Start of Block

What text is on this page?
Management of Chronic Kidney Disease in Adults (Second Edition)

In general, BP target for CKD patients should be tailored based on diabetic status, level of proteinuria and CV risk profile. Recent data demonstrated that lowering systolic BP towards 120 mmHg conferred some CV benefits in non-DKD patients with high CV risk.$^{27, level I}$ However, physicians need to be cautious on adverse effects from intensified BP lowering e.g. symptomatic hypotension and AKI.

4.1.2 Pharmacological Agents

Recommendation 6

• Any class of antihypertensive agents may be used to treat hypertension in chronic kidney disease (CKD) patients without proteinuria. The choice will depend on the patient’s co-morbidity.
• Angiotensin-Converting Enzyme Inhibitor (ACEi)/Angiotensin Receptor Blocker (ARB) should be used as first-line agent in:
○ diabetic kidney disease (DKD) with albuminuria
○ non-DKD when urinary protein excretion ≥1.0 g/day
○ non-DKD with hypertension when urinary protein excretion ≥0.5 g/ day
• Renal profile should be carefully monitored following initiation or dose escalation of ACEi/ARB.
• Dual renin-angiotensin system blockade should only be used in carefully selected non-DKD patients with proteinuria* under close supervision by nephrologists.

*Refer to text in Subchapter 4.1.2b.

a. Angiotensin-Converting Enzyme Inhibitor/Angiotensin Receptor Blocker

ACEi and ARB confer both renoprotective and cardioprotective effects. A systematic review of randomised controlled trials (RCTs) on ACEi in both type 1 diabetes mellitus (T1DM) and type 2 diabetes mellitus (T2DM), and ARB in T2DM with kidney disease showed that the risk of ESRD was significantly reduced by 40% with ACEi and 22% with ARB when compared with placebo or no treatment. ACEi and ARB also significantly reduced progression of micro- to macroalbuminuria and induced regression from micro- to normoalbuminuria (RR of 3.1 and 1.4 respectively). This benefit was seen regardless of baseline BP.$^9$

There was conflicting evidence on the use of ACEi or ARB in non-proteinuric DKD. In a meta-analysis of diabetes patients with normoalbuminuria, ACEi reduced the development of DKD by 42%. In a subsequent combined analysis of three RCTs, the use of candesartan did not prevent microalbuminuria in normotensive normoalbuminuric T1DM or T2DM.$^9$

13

End of Block

YOUR INSTRUCTIONS: Every line of the listing above is to be written out again exactly.

REPLY:
What text is on this page?
Management of Chronic Kidney Disease in Adults (Second Edition)

In general, BP target for CKD patients should be tailored based on diabetic status, level of proteinuria and CV risk profile. Recent data demonstrated that lowering systolic BP towards 120 mmHg conferred some CV benefits in non-DKD patients with high CV risk.$^{27, level I}$ However, physicians need to be cautious on adverse effects from intensified BP lowering e.g. symptomatic hypotension and AKI.

4.1.2 Pharmacological Agents

Recommendation 6

• Any class of antihypertensive agents may be used to treat hypertension in chronic kidney disease (CKD) patients without proteinuria. The choice will depend on the patient’s co-morbidity.
• Angiotensin-Converting Enzyme Inhibitor (ACEi)/Angiotensin Receptor Blocker (ARB) should be used as first-line agent in:
○ diabetic kidney disease (DKD) with albuminuria
○ non-DKD when urinary protein excretion ≥1.0 g/day
○ non-DKD with hypertension when urinary protein excretion ≥0.5 g/ day
• Renal profile should be carefully monitored following initiation or dose escalation of ACEi/ARB.
• Dual renin-angiotensin system blockade should only be used in carefully selected non-DKD patients with proteinuria* under close supervision by nephrologists.

*Refer to text in Subchapter 4.1.2b.

a. Angiotensin-Converting Enzyme Inhibitor/Angiotensin Receptor Blocker

ACEi and ARB confer both renoprotective and cardioprotective effects. A systematic review of randomised controlled trials (RCTs) on ACEi in both type 1 diabetes mellitus (T1DM) and type 2 diabetes mellitus (T2DM), and ARB in T2DM with kidney disease showed that the risk of ESRD was significantly reduced by 40% with ACEi and 22% with ARB when compared with placebo or no treatment. ACEi and ARB also significantly reduced progression of micro- to macroalbuminuria and induced regression from micro- to normoalbuminuria (RR of 3.1 and 1.4 respectively). This benefit was seen regardless of baseline BP.$^9$

There was conflicting evidence on the use of ACEi or ARB in non-proteinuric DKD. In a meta-analysis of diabetes patients with normoalbuminuria, ACEi reduced the development of DKD by 42%. In a subsequent combined analysis of three RCTs, the use of candesartan did not prevent microalbuminuria in normotensive normoalbuminuric T1DM or T2DM.$^9$

13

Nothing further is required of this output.